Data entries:

──────────────────────────────

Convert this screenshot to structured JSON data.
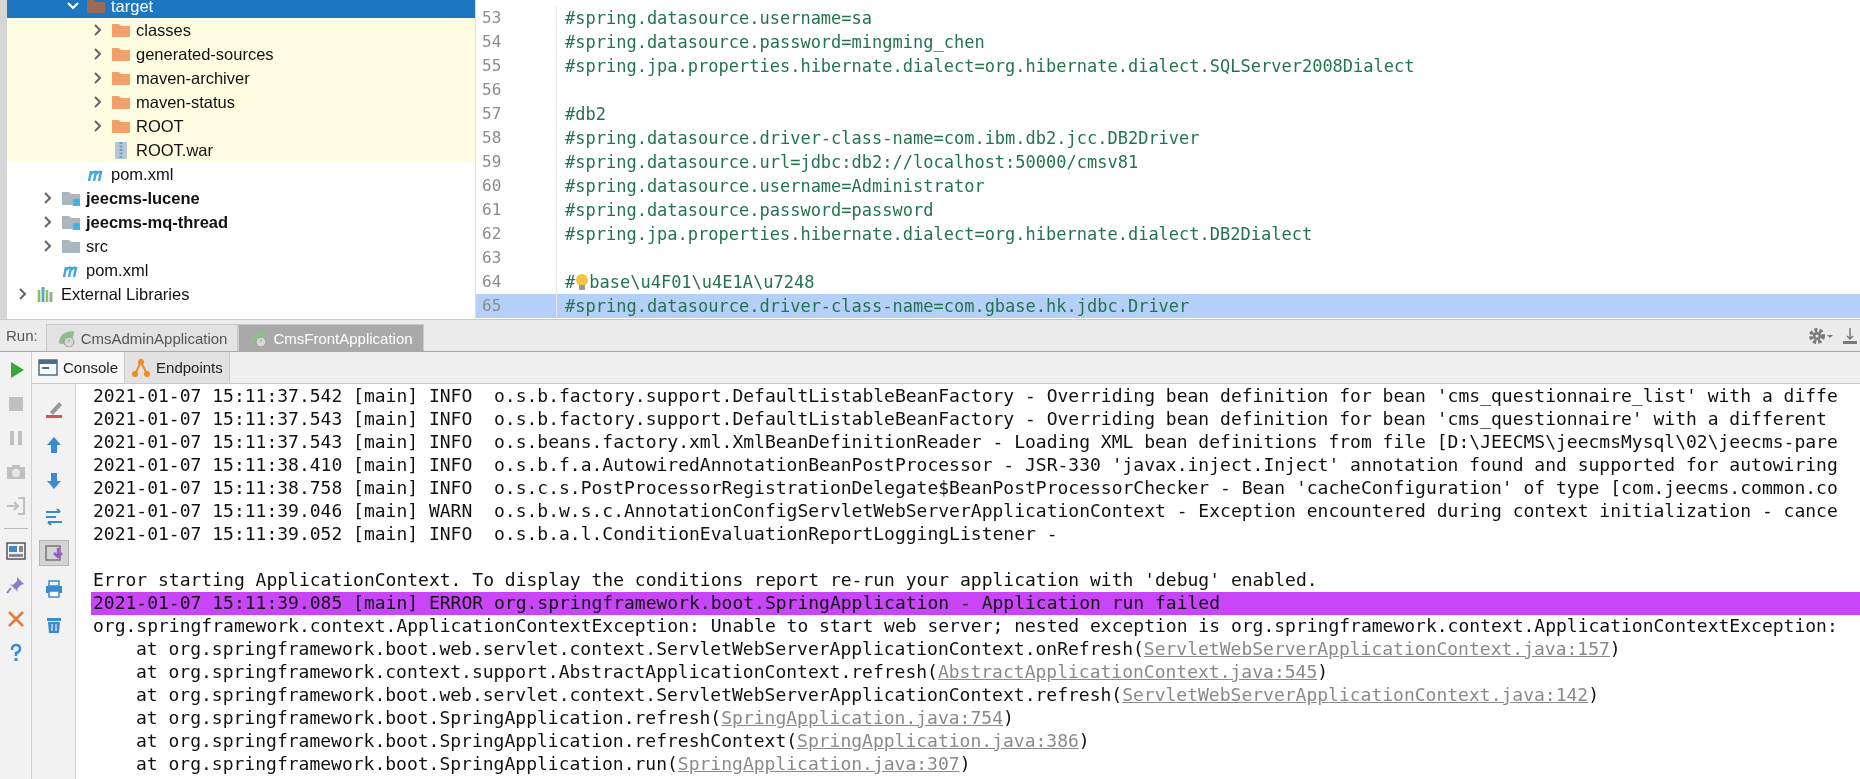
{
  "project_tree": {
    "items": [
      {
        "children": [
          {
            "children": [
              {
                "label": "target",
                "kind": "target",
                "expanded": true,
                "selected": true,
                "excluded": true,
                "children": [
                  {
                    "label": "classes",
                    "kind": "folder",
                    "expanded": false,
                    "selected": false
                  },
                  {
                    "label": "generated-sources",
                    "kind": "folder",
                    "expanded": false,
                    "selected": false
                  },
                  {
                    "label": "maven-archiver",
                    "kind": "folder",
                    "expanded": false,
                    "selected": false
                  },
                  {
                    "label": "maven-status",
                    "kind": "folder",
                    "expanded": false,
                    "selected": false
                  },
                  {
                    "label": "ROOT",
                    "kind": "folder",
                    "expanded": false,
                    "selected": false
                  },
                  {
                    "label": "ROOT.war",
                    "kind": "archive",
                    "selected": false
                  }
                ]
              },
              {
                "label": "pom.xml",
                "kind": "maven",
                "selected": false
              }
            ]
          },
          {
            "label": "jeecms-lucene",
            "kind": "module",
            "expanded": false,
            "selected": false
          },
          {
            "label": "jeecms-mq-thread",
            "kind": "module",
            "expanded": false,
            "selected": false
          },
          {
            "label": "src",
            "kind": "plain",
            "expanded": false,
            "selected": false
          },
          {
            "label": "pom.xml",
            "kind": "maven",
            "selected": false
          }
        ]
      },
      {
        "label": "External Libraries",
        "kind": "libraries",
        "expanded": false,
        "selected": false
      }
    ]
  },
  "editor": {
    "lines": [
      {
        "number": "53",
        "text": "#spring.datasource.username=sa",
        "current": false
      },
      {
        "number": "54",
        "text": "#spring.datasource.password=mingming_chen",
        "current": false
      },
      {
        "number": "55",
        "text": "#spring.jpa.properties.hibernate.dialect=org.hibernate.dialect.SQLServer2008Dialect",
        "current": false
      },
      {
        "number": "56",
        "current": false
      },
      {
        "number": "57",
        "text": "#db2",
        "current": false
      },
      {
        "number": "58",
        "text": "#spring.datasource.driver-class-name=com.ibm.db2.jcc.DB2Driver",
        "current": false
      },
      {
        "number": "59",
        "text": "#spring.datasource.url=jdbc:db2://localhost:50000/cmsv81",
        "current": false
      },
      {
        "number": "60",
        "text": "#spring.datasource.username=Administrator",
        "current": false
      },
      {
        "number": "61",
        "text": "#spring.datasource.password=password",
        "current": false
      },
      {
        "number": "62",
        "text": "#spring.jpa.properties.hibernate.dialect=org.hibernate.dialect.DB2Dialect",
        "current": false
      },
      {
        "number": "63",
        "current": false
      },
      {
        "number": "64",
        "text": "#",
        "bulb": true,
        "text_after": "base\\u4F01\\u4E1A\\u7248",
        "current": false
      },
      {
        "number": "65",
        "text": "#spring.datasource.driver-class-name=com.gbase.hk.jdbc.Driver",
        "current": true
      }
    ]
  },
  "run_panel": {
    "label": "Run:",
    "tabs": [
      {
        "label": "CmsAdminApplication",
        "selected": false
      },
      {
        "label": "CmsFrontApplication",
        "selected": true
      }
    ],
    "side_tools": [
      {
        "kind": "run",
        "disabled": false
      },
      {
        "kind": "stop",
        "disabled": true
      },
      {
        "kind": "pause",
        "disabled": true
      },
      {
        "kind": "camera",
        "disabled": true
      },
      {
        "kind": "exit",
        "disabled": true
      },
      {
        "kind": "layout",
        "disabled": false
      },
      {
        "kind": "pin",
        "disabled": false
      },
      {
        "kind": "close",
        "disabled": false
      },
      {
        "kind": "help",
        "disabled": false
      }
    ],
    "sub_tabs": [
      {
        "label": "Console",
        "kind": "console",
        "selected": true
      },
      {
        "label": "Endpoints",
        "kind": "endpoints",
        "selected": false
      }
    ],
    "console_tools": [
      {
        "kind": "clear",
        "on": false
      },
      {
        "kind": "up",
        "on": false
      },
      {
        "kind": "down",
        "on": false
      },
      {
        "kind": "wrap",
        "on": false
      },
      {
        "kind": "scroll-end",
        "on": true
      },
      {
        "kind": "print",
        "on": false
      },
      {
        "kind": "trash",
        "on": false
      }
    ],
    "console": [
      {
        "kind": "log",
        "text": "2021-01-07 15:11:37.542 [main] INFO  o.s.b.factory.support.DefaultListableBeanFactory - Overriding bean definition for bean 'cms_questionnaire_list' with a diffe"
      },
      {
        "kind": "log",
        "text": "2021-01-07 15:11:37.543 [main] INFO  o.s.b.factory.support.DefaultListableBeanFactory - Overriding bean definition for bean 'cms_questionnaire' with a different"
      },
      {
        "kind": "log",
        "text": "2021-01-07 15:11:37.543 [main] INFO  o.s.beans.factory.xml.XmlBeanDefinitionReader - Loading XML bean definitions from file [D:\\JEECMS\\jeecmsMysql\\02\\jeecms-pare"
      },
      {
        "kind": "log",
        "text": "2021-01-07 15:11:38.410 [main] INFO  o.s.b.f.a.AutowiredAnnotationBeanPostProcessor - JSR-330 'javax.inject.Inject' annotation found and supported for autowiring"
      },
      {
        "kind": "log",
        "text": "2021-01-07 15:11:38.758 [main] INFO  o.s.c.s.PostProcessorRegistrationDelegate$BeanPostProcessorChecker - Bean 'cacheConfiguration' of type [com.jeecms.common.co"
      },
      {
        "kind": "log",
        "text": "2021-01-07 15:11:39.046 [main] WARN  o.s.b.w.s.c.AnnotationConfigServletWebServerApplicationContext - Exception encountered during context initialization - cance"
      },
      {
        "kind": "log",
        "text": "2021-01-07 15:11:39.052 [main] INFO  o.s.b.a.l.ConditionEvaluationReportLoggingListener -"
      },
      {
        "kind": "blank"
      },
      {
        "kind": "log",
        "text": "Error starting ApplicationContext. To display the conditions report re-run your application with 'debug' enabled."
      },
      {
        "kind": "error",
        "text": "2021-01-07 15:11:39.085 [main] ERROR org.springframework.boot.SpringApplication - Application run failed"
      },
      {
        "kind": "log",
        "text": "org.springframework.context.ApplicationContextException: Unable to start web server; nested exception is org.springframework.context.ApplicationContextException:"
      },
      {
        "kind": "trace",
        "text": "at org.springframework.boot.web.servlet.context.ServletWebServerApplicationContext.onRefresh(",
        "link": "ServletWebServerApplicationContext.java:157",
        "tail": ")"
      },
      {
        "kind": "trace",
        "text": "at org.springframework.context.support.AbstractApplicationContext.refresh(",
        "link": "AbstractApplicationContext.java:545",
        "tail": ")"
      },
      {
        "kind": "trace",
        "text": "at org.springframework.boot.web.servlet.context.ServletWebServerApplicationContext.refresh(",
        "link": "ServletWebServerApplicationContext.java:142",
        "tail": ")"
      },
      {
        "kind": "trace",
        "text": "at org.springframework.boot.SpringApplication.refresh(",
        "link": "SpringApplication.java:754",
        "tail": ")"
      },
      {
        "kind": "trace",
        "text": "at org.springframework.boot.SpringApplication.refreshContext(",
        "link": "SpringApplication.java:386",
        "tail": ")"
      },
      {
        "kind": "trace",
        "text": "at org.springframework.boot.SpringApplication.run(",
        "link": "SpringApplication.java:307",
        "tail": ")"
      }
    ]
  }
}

──────────────────────────────

* [PROBLEM DETAILS]
Report the number of lines in the listing above that include the word "password", and nothing else.

* [COMPLETED TASK]
2